→ What the task asks:
Repeat the whole listing exactly.

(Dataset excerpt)
================================
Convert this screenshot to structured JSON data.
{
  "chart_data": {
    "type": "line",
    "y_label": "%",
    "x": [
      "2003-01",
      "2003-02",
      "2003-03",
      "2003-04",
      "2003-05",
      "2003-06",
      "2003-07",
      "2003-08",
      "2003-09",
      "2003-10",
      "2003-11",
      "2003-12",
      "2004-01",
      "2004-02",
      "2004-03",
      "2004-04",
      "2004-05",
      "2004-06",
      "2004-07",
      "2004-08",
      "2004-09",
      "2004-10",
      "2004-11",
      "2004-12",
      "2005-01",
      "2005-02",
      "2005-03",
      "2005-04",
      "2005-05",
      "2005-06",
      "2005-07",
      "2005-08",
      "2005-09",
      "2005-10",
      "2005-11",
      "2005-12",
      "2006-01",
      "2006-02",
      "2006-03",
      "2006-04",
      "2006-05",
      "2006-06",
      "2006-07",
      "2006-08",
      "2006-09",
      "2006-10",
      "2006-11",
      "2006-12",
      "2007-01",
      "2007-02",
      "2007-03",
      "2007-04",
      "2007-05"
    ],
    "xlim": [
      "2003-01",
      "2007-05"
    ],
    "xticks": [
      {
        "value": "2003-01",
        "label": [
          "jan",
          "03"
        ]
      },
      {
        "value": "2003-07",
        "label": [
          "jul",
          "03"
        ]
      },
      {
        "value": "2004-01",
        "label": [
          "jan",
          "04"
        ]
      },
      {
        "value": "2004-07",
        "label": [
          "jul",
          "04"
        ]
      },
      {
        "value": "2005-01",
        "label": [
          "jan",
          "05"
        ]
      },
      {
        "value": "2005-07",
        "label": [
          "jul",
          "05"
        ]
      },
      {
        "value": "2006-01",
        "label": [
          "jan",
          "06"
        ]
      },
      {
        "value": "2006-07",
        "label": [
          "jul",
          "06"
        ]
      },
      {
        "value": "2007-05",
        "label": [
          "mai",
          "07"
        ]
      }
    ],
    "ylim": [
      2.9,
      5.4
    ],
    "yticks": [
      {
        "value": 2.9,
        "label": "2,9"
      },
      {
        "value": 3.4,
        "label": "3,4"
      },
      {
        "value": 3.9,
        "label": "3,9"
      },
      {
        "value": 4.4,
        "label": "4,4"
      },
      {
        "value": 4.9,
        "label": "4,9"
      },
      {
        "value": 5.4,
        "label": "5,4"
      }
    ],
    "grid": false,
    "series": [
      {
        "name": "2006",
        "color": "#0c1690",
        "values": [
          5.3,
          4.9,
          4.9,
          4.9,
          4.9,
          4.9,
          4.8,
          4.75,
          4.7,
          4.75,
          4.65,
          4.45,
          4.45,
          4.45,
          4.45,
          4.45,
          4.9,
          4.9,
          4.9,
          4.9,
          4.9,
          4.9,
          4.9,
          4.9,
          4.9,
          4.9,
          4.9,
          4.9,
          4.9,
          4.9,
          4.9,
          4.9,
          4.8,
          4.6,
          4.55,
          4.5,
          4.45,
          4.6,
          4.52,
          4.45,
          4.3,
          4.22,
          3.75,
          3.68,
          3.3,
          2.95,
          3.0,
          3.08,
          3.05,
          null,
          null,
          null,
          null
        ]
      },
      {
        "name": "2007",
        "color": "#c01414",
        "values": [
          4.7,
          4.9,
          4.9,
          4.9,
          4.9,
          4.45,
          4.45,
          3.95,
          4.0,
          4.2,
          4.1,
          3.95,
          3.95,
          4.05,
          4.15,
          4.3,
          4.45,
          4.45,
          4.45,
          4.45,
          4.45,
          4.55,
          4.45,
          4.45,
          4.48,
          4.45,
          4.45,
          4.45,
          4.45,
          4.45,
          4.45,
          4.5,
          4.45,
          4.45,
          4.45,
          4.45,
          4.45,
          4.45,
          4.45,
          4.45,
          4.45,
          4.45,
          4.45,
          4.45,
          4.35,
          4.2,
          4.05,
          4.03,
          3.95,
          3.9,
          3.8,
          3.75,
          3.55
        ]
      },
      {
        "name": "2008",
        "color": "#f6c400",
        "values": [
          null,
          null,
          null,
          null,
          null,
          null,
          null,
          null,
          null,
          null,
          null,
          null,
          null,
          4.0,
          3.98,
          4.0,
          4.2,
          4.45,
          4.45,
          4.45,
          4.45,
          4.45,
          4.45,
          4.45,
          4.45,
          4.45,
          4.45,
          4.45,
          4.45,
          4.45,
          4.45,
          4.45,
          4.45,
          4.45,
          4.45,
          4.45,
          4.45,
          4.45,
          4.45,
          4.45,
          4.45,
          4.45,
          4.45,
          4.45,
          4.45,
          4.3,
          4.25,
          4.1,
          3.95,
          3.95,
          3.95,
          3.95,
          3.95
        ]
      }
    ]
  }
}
================================
→ Answer for this exercise:
Convert this screenshot to structured JSON data.
{
  "chart_data": {
    "type": "line",
    "y_label": "%",
    "x": [
      "2003-01",
      "2003-02",
      "2003-03",
      "2003-04",
      "2003-05",
      "2003-06",
      "2003-07",
      "2003-08",
      "2003-09",
      "2003-10",
      "2003-11",
      "2003-12",
      "2004-01",
      "2004-02",
      "2004-03",
      "2004-04",
      "2004-05",
      "2004-06",
      "2004-07",
      "2004-08",
      "2004-09",
      "2004-10",
      "2004-11",
      "2004-12",
      "2005-01",
      "2005-02",
      "2005-03",
      "2005-04",
      "2005-05",
      "2005-06",
      "2005-07",
      "2005-08",
      "2005-09",
      "2005-10",
      "2005-11",
      "2005-12",
      "2006-01",
      "2006-02",
      "2006-03",
      "2006-04",
      "2006-05",
      "2006-06",
      "2006-07",
      "2006-08",
      "2006-09",
      "2006-10",
      "2006-11",
      "2006-12",
      "2007-01",
      "2007-02",
      "2007-03",
      "2007-04",
      "2007-05"
    ],
    "xlim": [
      "2003-01",
      "2007-05"
    ],
    "xticks": [
      {
        "value": "2003-01",
        "label": [
          "jan",
          "03"
        ]
      },
      {
        "value": "2003-07",
        "label": [
          "jul",
          "03"
        ]
      },
      {
        "value": "2004-01",
        "label": [
          "jan",
          "04"
        ]
      },
      {
        "value": "2004-07",
        "label": [
          "jul",
          "04"
        ]
      },
      {
        "value": "2005-01",
        "label": [
          "jan",
          "05"
        ]
      },
      {
        "value": "2005-07",
        "label": [
          "jul",
          "05"
        ]
      },
      {
        "value": "2006-01",
        "label": [
          "jan",
          "06"
        ]
      },
      {
        "value": "2006-07",
        "label": [
          "jul",
          "06"
        ]
      },
      {
        "value": "2007-05",
        "label": [
          "mai",
          "07"
        ]
      }
    ],
    "ylim": [
      2.9,
      5.4
    ],
    "yticks": [
      {
        "value": 2.9,
        "label": "2,9"
      },
      {
        "value": 3.4,
        "label": "3,4"
      },
      {
        "value": 3.9,
        "label": "3,9"
      },
      {
        "value": 4.4,
        "label": "4,4"
      },
      {
        "value": 4.9,
        "label": "4,9"
      },
      {
        "value": 5.4,
        "label": "5,4"
      }
    ],
    "grid": false,
    "series": [
      {
        "name": "2006",
        "color": "#0c1690",
        "values": [
          5.3,
          4.9,
          4.9,
          4.9,
          4.9,
          4.9,
          4.8,
          4.75,
          4.7,
          4.75,
          4.65,
          4.45,
          4.45,
          4.45,
          4.45,
          4.45,
          4.9,
          4.9,
          4.9,
          4.9,
          4.9,
          4.9,
          4.9,
          4.9,
          4.9,
          4.9,
          4.9,
          4.9,
          4.9,
          4.9,
          4.9,
          4.9,
          4.8,
          4.6,
          4.55,
          4.5,
          4.45,
          4.6,
          4.52,
          4.45,
          4.3,
          4.22,
          3.75,
          3.68,
          3.3,
          2.95,
          3.0,
          3.08,
          3.05,
          null,
          null,
          null,
          null
        ]
      },
      {
        "name": "2007",
        "color": "#c01414",
        "values": [
          4.7,
          4.9,
          4.9,
          4.9,
          4.9,
          4.45,
          4.45,
          3.95,
          4.0,
          4.2,
          4.1,
          3.95,
          3.95,
          4.05,
          4.15,
          4.3,
          4.45,
          4.45,
          4.45,
          4.45,
          4.45,
          4.55,
          4.45,
          4.45,
          4.48,
          4.45,
          4.45,
          4.45,
          4.45,
          4.45,
          4.45,
          4.5,
          4.45,
          4.45,
          4.45,
          4.45,
          4.45,
          4.45,
          4.45,
          4.45,
          4.45,
          4.45,
          4.45,
          4.45,
          4.35,
          4.2,
          4.05,
          4.03,
          3.95,
          3.9,
          3.8,
          3.75,
          3.55
        ]
      },
      {
        "name": "2008",
        "color": "#f6c400",
        "values": [
          null,
          null,
          null,
          null,
          null,
          null,
          null,
          null,
          null,
          null,
          null,
          null,
          null,
          4.0,
          3.98,
          4.0,
          4.2,
          4.45,
          4.45,
          4.45,
          4.45,
          4.45,
          4.45,
          4.45,
          4.45,
          4.45,
          4.45,
          4.45,
          4.45,
          4.45,
          4.45,
          4.45,
          4.45,
          4.45,
          4.45,
          4.45,
          4.45,
          4.45,
          4.45,
          4.45,
          4.45,
          4.45,
          4.45,
          4.45,
          4.45,
          4.3,
          4.25,
          4.1,
          3.95,
          3.95,
          3.95,
          3.95,
          3.95
        ]
      }
    ]
  }
}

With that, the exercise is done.